**Exercise prompt**
In the records that follow, locate every line with "this" and extract it.

**Material**
-- Start --
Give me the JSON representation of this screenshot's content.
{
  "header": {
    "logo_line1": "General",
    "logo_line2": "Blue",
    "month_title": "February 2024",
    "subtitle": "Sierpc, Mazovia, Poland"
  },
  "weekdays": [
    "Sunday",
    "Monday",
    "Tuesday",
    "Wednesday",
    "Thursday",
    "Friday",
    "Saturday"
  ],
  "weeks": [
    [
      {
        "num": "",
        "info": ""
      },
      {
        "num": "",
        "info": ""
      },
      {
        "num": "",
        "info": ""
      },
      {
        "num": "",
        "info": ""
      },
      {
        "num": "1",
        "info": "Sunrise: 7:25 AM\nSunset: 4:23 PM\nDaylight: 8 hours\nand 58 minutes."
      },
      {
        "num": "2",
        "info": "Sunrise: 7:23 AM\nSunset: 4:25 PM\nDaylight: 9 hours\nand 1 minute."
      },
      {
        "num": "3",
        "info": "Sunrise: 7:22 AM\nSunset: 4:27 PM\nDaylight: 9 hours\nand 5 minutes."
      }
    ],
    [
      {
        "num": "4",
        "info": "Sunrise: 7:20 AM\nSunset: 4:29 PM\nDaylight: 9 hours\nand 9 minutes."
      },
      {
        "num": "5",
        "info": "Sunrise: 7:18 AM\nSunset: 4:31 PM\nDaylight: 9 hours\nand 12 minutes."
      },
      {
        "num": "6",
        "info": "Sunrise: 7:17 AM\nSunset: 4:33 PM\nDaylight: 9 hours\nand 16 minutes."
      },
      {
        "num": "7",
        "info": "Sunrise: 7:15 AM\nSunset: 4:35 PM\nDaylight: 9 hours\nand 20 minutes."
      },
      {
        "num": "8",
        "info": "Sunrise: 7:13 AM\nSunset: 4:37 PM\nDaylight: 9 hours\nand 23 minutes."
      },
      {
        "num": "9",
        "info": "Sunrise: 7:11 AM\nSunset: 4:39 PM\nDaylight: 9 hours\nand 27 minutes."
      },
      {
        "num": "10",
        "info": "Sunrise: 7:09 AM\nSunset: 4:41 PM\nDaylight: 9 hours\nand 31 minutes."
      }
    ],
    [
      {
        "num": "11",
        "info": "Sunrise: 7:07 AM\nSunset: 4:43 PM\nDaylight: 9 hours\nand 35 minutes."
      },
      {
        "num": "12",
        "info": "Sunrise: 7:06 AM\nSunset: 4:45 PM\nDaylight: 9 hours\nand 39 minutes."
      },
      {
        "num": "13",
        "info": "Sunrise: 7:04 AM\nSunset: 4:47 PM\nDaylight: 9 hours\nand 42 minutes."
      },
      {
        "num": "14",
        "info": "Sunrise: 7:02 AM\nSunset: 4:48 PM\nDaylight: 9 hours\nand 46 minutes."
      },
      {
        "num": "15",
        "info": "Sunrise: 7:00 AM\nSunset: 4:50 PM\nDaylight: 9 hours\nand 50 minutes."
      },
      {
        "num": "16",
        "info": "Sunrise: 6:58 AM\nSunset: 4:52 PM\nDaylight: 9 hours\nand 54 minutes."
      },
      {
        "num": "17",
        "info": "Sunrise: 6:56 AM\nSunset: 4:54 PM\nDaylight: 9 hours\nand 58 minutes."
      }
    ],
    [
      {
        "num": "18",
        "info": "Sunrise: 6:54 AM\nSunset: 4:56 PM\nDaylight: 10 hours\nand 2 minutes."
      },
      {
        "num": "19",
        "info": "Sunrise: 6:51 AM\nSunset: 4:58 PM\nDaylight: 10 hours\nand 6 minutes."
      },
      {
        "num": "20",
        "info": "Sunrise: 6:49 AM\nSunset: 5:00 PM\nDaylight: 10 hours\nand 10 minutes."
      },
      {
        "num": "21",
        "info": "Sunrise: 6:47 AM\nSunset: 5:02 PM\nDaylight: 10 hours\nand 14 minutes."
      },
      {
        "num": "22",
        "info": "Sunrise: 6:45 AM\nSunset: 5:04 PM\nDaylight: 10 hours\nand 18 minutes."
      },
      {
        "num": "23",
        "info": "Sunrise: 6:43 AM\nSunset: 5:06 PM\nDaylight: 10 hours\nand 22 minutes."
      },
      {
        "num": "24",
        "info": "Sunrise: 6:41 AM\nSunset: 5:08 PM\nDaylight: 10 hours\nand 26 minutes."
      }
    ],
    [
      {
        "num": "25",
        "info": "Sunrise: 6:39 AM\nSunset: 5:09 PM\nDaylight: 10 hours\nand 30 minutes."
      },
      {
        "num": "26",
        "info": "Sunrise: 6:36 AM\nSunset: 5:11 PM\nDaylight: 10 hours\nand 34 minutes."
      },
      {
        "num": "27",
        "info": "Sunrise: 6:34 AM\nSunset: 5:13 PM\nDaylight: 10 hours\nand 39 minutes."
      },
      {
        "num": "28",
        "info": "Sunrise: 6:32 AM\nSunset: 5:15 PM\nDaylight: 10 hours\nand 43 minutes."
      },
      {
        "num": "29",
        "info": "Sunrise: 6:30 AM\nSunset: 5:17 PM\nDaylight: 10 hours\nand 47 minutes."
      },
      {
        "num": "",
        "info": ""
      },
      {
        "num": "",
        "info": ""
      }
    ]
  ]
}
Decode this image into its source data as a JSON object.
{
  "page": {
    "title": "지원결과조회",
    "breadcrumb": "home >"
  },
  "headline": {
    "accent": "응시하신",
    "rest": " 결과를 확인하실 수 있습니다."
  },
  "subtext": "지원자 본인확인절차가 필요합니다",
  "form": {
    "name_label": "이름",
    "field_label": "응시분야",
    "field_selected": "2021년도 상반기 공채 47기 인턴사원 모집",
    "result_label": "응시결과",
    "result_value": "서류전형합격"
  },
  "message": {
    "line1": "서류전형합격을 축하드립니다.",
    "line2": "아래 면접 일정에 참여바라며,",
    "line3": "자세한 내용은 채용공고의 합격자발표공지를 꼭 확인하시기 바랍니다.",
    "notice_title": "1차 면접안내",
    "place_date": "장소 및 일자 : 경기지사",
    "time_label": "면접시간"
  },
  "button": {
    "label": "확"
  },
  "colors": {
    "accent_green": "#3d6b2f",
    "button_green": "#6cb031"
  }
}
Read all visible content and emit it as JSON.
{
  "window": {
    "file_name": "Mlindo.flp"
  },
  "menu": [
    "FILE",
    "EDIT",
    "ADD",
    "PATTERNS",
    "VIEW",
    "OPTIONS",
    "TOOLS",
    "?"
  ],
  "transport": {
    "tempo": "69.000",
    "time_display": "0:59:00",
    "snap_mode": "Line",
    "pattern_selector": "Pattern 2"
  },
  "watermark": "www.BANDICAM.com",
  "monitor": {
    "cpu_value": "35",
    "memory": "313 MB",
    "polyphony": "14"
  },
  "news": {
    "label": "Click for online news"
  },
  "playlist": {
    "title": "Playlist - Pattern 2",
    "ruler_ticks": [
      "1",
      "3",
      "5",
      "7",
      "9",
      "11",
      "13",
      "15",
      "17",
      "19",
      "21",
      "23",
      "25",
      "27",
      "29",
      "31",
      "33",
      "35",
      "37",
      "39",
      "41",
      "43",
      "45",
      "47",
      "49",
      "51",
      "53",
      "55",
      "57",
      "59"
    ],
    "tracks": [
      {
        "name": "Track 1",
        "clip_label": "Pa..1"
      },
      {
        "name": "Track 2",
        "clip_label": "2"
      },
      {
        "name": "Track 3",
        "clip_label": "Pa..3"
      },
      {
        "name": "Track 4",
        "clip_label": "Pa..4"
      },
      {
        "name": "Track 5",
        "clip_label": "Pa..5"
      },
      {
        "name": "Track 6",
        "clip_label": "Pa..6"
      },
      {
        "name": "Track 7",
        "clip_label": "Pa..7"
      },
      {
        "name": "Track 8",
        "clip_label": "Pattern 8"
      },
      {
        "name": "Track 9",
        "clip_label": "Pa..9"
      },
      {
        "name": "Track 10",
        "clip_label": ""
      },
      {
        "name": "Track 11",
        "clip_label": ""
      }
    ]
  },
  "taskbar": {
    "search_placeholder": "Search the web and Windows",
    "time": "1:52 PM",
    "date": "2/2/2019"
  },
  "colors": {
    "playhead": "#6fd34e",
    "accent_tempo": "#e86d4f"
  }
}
-- End --
**Output below**
Give me the JSON representation of this screenshot's content.
Decode this image into its source data as a JSON object.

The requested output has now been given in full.